• [DATA PROVIDED]:

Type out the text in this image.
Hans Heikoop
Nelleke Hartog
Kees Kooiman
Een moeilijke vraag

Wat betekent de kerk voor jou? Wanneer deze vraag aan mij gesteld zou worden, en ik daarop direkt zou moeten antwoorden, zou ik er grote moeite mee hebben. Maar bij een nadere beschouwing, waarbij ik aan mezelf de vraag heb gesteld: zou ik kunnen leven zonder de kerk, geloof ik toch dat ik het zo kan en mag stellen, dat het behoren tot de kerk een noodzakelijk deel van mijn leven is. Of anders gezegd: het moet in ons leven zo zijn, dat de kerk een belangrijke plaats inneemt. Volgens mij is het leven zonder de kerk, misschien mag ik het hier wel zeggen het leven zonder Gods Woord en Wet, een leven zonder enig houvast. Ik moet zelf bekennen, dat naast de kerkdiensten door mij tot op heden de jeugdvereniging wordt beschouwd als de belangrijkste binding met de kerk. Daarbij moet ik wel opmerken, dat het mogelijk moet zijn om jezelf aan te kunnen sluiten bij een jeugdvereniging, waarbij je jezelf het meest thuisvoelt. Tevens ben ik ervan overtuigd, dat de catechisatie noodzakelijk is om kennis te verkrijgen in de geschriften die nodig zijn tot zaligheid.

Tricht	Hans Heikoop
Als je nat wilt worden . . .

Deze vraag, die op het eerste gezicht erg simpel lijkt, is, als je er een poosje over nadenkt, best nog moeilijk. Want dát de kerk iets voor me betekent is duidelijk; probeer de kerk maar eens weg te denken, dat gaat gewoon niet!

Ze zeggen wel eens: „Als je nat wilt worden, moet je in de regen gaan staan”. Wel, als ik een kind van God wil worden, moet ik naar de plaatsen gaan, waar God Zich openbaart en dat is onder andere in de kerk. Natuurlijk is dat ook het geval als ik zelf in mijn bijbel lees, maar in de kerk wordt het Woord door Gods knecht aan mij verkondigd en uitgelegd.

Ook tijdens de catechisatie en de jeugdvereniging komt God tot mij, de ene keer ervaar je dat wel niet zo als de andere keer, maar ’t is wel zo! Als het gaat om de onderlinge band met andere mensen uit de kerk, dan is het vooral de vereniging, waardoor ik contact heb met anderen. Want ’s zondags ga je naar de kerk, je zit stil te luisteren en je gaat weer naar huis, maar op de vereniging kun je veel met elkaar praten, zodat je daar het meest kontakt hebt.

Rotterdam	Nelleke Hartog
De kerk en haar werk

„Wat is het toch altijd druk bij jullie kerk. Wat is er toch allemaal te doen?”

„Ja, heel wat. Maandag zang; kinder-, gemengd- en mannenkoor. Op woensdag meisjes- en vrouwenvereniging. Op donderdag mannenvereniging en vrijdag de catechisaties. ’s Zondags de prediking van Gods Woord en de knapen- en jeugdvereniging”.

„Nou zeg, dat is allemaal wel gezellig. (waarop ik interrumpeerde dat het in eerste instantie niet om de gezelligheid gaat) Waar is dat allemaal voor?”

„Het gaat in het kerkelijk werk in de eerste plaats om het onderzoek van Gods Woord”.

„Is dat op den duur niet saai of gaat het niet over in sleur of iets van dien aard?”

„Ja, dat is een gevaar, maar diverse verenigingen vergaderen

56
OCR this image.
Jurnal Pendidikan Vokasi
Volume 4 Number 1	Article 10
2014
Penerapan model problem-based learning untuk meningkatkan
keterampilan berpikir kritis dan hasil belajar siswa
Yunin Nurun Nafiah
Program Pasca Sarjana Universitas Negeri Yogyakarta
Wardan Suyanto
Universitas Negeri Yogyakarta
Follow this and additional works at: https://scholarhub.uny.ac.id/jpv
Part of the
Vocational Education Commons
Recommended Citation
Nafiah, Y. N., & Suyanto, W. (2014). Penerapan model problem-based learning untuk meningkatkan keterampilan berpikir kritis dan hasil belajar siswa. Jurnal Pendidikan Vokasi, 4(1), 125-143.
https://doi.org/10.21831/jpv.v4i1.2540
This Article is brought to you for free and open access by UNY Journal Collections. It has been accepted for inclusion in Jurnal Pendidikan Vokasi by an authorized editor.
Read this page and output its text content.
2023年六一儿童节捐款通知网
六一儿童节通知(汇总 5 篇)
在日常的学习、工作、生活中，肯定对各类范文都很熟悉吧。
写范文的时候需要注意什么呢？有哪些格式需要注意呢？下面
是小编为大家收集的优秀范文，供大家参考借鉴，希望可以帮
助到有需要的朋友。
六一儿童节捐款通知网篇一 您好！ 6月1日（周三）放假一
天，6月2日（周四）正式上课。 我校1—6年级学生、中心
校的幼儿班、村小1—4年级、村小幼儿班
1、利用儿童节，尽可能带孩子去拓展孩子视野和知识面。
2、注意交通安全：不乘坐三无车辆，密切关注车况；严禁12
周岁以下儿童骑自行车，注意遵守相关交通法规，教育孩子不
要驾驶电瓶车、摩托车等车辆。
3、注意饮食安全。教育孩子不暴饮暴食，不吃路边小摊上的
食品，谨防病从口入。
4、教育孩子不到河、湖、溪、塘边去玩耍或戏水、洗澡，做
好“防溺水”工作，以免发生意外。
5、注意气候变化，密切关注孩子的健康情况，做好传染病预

• [PROBLEM STATEMENT]: Give back all the data exactly as written.

• [RESULT BELOW]:
Type out the text in this image.
Hans Heikoop
Nelleke Hartog
Kees Kooiman
Een moeilijke vraag

Wat betekent de kerk voor jou? Wanneer deze vraag aan mij gesteld zou worden, en ik daarop direkt zou moeten antwoorden, zou ik er grote moeite mee hebben. Maar bij een nadere beschouwing, waarbij ik aan mezelf de vraag heb gesteld: zou ik kunnen leven zonder de kerk, geloof ik toch dat ik het zo kan en mag stellen, dat het behoren tot de kerk een noodzakelijk deel van mijn leven is. Of anders gezegd: het moet in ons leven zo zijn, dat de kerk een belangrijke plaats inneemt. Volgens mij is het leven zonder de kerk, misschien mag ik het hier wel zeggen het leven zonder Gods Woord en Wet, een leven zonder enig houvast. Ik moet zelf bekennen, dat naast de kerkdiensten door mij tot op heden de jeugdvereniging wordt beschouwd als de belangrijkste binding met de kerk. Daarbij moet ik wel opmerken, dat het mogelijk moet zijn om jezelf aan te kunnen sluiten bij een jeugdvereniging, waarbij je jezelf het meest thuisvoelt. Tevens ben ik ervan overtuigd, dat de catechisatie noodzakelijk is om kennis te verkrijgen in de geschriften die nodig zijn tot zaligheid.

Tricht	Hans Heikoop
Als je nat wilt worden . . .

Deze vraag, die op het eerste gezicht erg simpel lijkt, is, als je er een poosje over nadenkt, best nog moeilijk. Want dát de kerk iets voor me betekent is duidelijk; probeer de kerk maar eens weg te denken, dat gaat gewoon niet!

Ze zeggen wel eens: „Als je nat wilt worden, moet je in de regen gaan staan”. Wel, als ik een kind van God wil worden, moet ik naar de plaatsen gaan, waar God Zich openbaart en dat is onder andere in de kerk. Natuurlijk is dat ook het geval als ik zelf in mijn bijbel lees, maar in de kerk wordt het Woord door Gods knecht aan mij verkondigd en uitgelegd.

Ook tijdens de catechisatie en de jeugdvereniging komt God tot mij, de ene keer ervaar je dat wel niet zo als de andere keer, maar ’t is wel zo! Als het gaat om de onderlinge band met andere mensen uit de kerk, dan is het vooral de vereniging, waardoor ik contact heb met anderen. Want ’s zondags ga je naar de kerk, je zit stil te luisteren en je gaat weer naar huis, maar op de vereniging kun je veel met elkaar praten, zodat je daar het meest kontakt hebt.

Rotterdam	Nelleke Hartog
De kerk en haar werk

„Wat is het toch altijd druk bij jullie kerk. Wat is er toch allemaal te doen?”

„Ja, heel wat. Maandag zang; kinder-, gemengd- en mannenkoor. Op woensdag meisjes- en vrouwenvereniging. Op donderdag mannenvereniging en vrijdag de catechisaties. ’s Zondags de prediking van Gods Woord en de knapen- en jeugdvereniging”.

„Nou zeg, dat is allemaal wel gezellig. (waarop ik interrumpeerde dat het in eerste instantie niet om de gezelligheid gaat) Waar is dat allemaal voor?”

„Het gaat in het kerkelijk werk in de eerste plaats om het onderzoek van Gods Woord”.

„Is dat op den duur niet saai of gaat het niet over in sleur of iets van dien aard?”

„Ja, dat is een gevaar, maar diverse verenigingen vergaderen

56
OCR this image.
Jurnal Pendidikan Vokasi
Volume 4 Number 1	Article 10
2014
Penerapan model problem-based learning untuk meningkatkan
keterampilan berpikir kritis dan hasil belajar siswa
Yunin Nurun Nafiah
Program Pasca Sarjana Universitas Negeri Yogyakarta
Wardan Suyanto
Universitas Negeri Yogyakarta
Follow this and additional works at: https://scholarhub.uny.ac.id/jpv
Part of the
Vocational Education Commons
Recommended Citation
Nafiah, Y. N., & Suyanto, W. (2014). Penerapan model problem-based learning untuk meningkatkan keterampilan berpikir kritis dan hasil belajar siswa. Jurnal Pendidikan Vokasi, 4(1), 125-143.
https://doi.org/10.21831/jpv.v4i1.2540
This Article is brought to you for free and open access by UNY Journal Collections. It has been accepted for inclusion in Jurnal Pendidikan Vokasi by an authorized editor.
Read this page and output its text content.
2023年六一儿童节捐款通知网
六一儿童节通知(汇总 5 篇)
在日常的学习、工作、生活中，肯定对各类范文都很熟悉吧。
写范文的时候需要注意什么呢？有哪些格式需要注意呢？下面
是小编为大家收集的优秀范文，供大家参考借鉴，希望可以帮
助到有需要的朋友。
六一儿童节捐款通知网篇一 您好！ 6月1日（周三）放假一
天，6月2日（周四）正式上课。 我校1—6年级学生、中心
校的幼儿班、村小1—4年级、村小幼儿班
1、利用儿童节，尽可能带孩子去拓展孩子视野和知识面。
2、注意交通安全：不乘坐三无车辆，密切关注车况；严禁12
周岁以下儿童骑自行车，注意遵守相关交通法规，教育孩子不
要驾驶电瓶车、摩托车等车辆。
3、注意饮食安全。教育孩子不暴饮暴食，不吃路边小摊上的
食品，谨防病从口入。
4、教育孩子不到河、湖、溪、塘边去玩耍或戏水、洗澡，做
好“防溺水”工作，以免发生意外。
5、注意气候变化，密切关注孩子的健康情况，做好传染病预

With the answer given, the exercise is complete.